→ **Extracted records**:
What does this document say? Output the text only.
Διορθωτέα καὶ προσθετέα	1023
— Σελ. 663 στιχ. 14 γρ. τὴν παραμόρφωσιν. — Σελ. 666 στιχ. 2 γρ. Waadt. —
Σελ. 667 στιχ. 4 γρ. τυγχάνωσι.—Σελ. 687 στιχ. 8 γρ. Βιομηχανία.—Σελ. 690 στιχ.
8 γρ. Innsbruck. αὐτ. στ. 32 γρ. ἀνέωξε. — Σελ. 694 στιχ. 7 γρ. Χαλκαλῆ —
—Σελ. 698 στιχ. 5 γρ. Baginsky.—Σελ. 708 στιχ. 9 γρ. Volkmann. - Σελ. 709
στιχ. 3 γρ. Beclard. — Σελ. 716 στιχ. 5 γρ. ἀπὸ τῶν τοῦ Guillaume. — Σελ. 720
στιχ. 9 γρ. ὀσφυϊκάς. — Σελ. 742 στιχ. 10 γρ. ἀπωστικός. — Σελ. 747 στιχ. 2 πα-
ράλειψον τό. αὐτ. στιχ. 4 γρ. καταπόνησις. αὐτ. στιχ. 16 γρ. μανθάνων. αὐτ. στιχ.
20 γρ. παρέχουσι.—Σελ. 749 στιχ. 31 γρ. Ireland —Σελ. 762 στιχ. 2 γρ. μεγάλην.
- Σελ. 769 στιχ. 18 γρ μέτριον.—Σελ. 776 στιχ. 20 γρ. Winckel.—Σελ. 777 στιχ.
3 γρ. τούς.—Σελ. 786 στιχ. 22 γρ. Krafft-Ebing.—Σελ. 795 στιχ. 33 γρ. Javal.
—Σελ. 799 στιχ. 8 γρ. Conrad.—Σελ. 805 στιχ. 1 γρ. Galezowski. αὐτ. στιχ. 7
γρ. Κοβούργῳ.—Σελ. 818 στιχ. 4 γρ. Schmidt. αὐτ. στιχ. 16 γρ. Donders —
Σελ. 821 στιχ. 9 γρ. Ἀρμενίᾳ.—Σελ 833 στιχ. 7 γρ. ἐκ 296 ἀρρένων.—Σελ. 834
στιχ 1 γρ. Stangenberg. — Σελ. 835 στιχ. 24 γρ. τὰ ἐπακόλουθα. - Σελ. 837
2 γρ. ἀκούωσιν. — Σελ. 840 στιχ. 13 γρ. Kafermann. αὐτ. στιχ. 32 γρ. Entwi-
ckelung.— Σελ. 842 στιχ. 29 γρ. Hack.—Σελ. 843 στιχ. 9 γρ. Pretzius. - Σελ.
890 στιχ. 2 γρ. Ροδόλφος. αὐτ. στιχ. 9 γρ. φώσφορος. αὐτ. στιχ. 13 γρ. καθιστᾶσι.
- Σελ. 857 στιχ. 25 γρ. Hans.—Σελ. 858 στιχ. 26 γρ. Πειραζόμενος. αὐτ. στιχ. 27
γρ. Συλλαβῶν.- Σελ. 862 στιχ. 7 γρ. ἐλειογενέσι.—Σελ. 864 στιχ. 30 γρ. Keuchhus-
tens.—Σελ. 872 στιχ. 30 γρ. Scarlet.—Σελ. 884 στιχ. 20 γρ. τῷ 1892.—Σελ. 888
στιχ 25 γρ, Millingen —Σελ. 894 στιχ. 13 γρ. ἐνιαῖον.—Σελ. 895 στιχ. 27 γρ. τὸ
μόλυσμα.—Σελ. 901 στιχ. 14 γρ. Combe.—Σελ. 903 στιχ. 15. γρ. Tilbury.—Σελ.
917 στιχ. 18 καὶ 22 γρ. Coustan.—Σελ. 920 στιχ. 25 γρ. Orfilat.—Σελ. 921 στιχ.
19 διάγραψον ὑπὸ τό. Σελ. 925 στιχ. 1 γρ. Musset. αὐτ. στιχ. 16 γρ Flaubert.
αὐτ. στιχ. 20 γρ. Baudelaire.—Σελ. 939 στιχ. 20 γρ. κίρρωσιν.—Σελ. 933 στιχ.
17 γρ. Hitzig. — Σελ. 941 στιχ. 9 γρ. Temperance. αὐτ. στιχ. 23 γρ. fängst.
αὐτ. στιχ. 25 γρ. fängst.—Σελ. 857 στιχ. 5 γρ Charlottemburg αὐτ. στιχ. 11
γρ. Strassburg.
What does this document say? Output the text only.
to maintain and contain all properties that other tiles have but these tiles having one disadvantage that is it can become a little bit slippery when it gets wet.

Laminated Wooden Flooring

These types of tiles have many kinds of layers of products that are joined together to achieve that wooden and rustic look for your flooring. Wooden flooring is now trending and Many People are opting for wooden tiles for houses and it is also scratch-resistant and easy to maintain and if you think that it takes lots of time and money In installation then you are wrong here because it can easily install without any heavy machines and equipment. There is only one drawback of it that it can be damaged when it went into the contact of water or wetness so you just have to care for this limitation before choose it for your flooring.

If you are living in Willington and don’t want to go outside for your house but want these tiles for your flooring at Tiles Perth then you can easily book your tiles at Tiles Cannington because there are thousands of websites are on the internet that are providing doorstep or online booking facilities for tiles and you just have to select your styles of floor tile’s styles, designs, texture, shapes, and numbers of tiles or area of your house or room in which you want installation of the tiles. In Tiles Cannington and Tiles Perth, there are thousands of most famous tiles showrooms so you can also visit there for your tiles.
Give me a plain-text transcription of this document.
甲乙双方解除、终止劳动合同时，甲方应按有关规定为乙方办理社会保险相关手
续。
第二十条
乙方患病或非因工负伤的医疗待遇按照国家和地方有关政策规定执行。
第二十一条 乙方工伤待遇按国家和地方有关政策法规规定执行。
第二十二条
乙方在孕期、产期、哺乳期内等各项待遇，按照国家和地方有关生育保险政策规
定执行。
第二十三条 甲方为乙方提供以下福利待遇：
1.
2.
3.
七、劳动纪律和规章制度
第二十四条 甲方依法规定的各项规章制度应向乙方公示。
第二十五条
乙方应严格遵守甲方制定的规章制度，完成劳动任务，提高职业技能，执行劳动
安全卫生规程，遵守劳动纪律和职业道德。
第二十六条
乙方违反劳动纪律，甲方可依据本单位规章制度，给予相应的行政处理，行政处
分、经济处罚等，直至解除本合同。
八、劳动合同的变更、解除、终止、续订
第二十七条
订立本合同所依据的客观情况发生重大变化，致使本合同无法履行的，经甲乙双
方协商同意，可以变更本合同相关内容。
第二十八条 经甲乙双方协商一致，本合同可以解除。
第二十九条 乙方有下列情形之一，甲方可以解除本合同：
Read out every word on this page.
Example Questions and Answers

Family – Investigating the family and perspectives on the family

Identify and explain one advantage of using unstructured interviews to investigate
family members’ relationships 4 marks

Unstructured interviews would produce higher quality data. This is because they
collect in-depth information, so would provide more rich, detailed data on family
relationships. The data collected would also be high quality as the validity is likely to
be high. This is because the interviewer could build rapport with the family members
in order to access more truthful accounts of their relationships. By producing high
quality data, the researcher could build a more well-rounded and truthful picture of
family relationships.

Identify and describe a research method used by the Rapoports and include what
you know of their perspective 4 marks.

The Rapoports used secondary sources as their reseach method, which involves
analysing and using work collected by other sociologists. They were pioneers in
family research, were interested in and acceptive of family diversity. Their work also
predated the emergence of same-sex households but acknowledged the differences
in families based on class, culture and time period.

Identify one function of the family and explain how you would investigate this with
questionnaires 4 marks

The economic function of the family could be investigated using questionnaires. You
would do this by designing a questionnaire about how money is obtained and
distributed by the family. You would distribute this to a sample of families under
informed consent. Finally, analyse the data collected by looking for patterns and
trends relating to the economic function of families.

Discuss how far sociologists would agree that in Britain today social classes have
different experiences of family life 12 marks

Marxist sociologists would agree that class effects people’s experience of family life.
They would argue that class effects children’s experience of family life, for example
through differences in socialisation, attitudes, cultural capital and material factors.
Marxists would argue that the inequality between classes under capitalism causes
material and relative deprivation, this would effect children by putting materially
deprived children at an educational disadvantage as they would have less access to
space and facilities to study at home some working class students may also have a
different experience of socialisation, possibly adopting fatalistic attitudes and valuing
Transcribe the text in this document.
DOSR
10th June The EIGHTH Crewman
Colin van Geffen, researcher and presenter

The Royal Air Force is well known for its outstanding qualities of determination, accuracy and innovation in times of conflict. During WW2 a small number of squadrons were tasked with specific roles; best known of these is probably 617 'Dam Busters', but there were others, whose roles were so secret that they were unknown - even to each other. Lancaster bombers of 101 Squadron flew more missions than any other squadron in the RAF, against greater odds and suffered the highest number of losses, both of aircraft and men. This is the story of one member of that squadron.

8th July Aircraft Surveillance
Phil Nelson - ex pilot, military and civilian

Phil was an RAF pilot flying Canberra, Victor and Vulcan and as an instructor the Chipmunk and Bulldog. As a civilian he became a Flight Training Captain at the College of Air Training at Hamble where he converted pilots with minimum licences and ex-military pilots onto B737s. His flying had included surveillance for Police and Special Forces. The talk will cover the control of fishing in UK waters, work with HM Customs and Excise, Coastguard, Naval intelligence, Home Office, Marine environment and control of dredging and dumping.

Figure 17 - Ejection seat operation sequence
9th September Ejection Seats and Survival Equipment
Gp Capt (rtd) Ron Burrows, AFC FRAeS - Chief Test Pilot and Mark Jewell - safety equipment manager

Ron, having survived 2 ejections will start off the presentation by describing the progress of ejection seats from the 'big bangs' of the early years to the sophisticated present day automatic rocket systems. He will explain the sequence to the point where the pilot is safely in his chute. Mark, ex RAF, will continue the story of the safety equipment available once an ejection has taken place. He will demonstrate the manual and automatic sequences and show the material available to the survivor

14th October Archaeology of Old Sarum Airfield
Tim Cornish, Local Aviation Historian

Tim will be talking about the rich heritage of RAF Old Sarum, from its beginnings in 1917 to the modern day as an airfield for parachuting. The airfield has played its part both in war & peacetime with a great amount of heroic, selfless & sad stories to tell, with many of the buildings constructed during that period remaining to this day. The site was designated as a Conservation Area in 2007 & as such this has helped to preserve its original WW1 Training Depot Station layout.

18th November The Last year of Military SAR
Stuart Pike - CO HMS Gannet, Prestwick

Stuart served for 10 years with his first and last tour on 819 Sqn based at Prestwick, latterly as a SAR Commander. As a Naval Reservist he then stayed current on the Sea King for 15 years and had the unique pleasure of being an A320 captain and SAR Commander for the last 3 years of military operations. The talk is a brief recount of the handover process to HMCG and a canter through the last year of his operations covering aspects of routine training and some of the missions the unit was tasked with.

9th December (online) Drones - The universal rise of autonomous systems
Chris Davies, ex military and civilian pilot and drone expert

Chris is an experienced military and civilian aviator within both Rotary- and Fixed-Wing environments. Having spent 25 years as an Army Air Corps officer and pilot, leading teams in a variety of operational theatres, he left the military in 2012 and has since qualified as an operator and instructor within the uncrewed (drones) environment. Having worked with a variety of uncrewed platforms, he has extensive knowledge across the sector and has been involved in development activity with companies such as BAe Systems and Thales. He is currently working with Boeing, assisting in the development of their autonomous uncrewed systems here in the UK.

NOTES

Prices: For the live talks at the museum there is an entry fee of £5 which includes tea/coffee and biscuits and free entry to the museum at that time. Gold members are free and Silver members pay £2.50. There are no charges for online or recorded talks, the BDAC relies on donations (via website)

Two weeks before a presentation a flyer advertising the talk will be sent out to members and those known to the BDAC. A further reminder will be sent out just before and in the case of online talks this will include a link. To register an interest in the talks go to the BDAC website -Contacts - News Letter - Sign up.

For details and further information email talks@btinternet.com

→ **Exercise**:
Locate each line with the word "data" and copy it.

→ **Task answer**:
Unstructured interviews would produce higher quality data. This is because they
collect in-depth information, so would provide more rich, detailed data on family
relationships. The data collected would also be high quality as the validity is likely to
quality data, the researcher could build a more well-rounded and truthful picture of
informed consent. Finally, analyse the data collected by looking for patterns and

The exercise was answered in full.